Exercise details: Write out the records that appear below, verbatim and complete, but without pictures.

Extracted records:
== == ==

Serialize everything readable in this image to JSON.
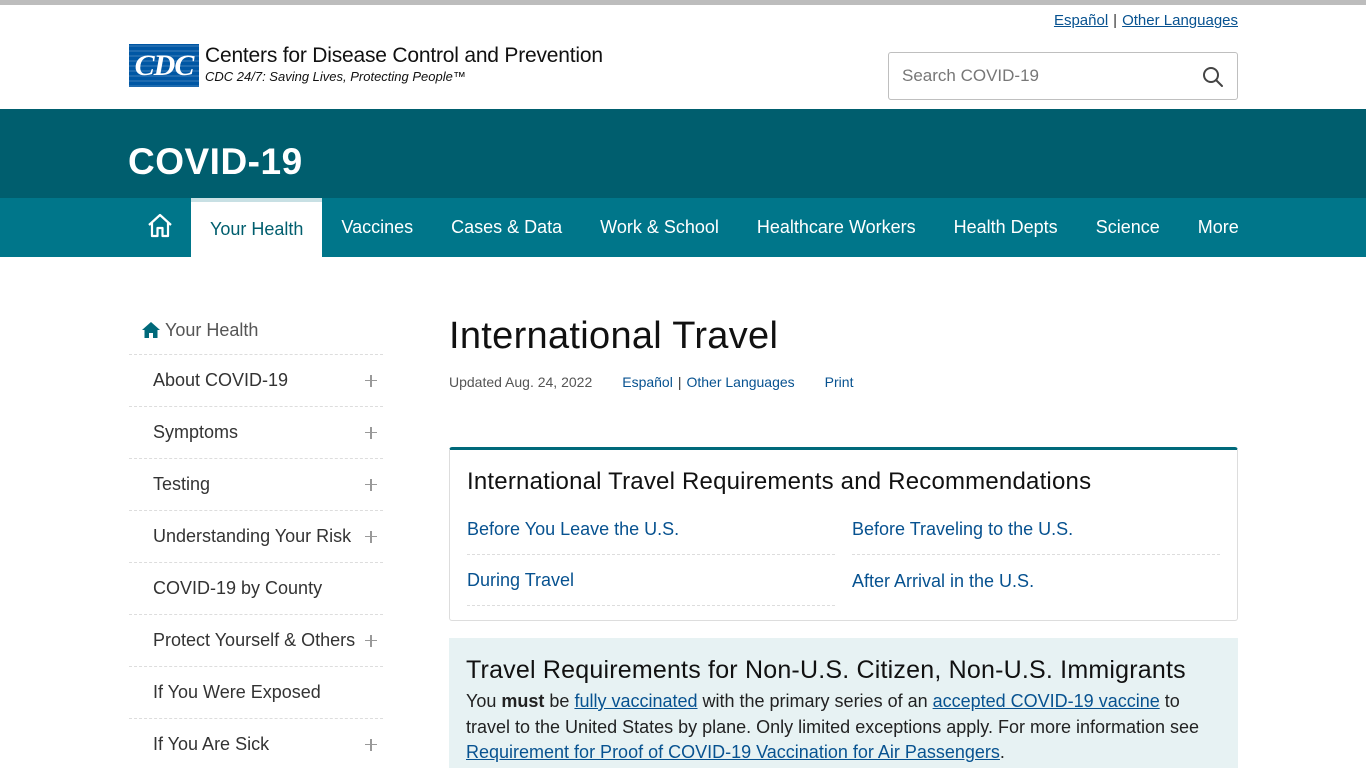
{
  "header": {
    "lang": {
      "espanol": "Español",
      "sep": "|",
      "other": "Other Languages"
    },
    "logo": {
      "mark": "CDC",
      "title": "Centers for Disease Control and Prevention",
      "tagline": "CDC 24/7: Saving Lives, Protecting People™"
    },
    "search": {
      "placeholder": "Search COVID-19",
      "icon": "search-icon"
    }
  },
  "banner": {
    "title": "COVID-19"
  },
  "nav": {
    "home_icon": "home-icon",
    "items": [
      {
        "label": "Your Health",
        "active": true
      },
      {
        "label": "Vaccines"
      },
      {
        "label": "Cases & Data"
      },
      {
        "label": "Work & School"
      },
      {
        "label": "Healthcare Workers"
      },
      {
        "label": "Health Depts"
      },
      {
        "label": "Science"
      },
      {
        "label": "More"
      }
    ]
  },
  "sidebar": {
    "home_label": "Your Health",
    "items": [
      {
        "label": "About COVID-19",
        "expandable": true
      },
      {
        "label": "Symptoms",
        "expandable": true
      },
      {
        "label": "Testing",
        "expandable": true
      },
      {
        "label": "Understanding Your Risk",
        "expandable": true
      },
      {
        "label": "COVID-19 by County",
        "expandable": false
      },
      {
        "label": "Protect Yourself & Others",
        "expandable": true
      },
      {
        "label": "If You Were Exposed",
        "expandable": false
      },
      {
        "label": "If You Are Sick",
        "expandable": true
      }
    ]
  },
  "main": {
    "title": "International Travel",
    "updated": "Updated Aug. 24, 2022",
    "espanol": "Español",
    "pipe": "|",
    "other_languages": "Other Languages",
    "print": "Print",
    "card": {
      "heading": "International Travel Requirements and Recommendations",
      "links": [
        "Before You Leave the U.S.",
        "Before Traveling to the U.S.",
        "During Travel",
        "After Arrival in the U.S."
      ]
    },
    "nonus": {
      "heading": "Travel Requirements for Non-U.S. Citizen, Non-U.S. Immigrants",
      "t1": "You ",
      "must": "must",
      "t2": " be ",
      "link1": "fully vaccinated",
      "t3": " with the primary series of an ",
      "link2": "accepted COVID-19 vaccine",
      "t4": " to travel to the United States by plane. Only limited exceptions apply. For more information see ",
      "link3": "Requirement for Proof of COVID-19 Vaccination for Air Passengers",
      "t5": "."
    }
  },
  "colors": {
    "banner": "#005e6e",
    "nav": "#00768a",
    "link": "#075290",
    "callout": "#e7f2f3"
  }
}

== == ==

Reply:
Serialize everything readable in this image to JSON.
{
  "header": {
    "lang": {
      "espanol": "Español",
      "sep": "|",
      "other": "Other Languages"
    },
    "logo": {
      "mark": "CDC",
      "title": "Centers for Disease Control and Prevention",
      "tagline": "CDC 24/7: Saving Lives, Protecting People™"
    },
    "search": {
      "placeholder": "Search COVID-19",
      "icon": "search-icon"
    }
  },
  "banner": {
    "title": "COVID-19"
  },
  "nav": {
    "home_icon": "home-icon",
    "items": [
      {
        "label": "Your Health",
        "active": true
      },
      {
        "label": "Vaccines"
      },
      {
        "label": "Cases & Data"
      },
      {
        "label": "Work & School"
      },
      {
        "label": "Healthcare Workers"
      },
      {
        "label": "Health Depts"
      },
      {
        "label": "Science"
      },
      {
        "label": "More"
      }
    ]
  },
  "sidebar": {
    "home_label": "Your Health",
    "items": [
      {
        "label": "About COVID-19",
        "expandable": true
      },
      {
        "label": "Symptoms",
        "expandable": true
      },
      {
        "label": "Testing",
        "expandable": true
      },
      {
        "label": "Understanding Your Risk",
        "expandable": true
      },
      {
        "label": "COVID-19 by County",
        "expandable": false
      },
      {
        "label": "Protect Yourself & Others",
        "expandable": true
      },
      {
        "label": "If You Were Exposed",
        "expandable": false
      },
      {
        "label": "If You Are Sick",
        "expandable": true
      }
    ]
  },
  "main": {
    "title": "International Travel",
    "updated": "Updated Aug. 24, 2022",
    "espanol": "Español",
    "pipe": "|",
    "other_languages": "Other Languages",
    "print": "Print",
    "card": {
      "heading": "International Travel Requirements and Recommendations",
      "links": [
        "Before You Leave the U.S.",
        "Before Traveling to the U.S.",
        "During Travel",
        "After Arrival in the U.S."
      ]
    },
    "nonus": {
      "heading": "Travel Requirements for Non-U.S. Citizen, Non-U.S. Immigrants",
      "t1": "You ",
      "must": "must",
      "t2": " be ",
      "link1": "fully vaccinated",
      "t3": " with the primary series of an ",
      "link2": "accepted COVID-19 vaccine",
      "t4": " to travel to the United States by plane. Only limited exceptions apply. For more information see ",
      "link3": "Requirement for Proof of COVID-19 Vaccination for Air Passengers",
      "t5": "."
    }
  },
  "colors": {
    "banner": "#005e6e",
    "nav": "#00768a",
    "link": "#075290",
    "callout": "#e7f2f3"
  }
}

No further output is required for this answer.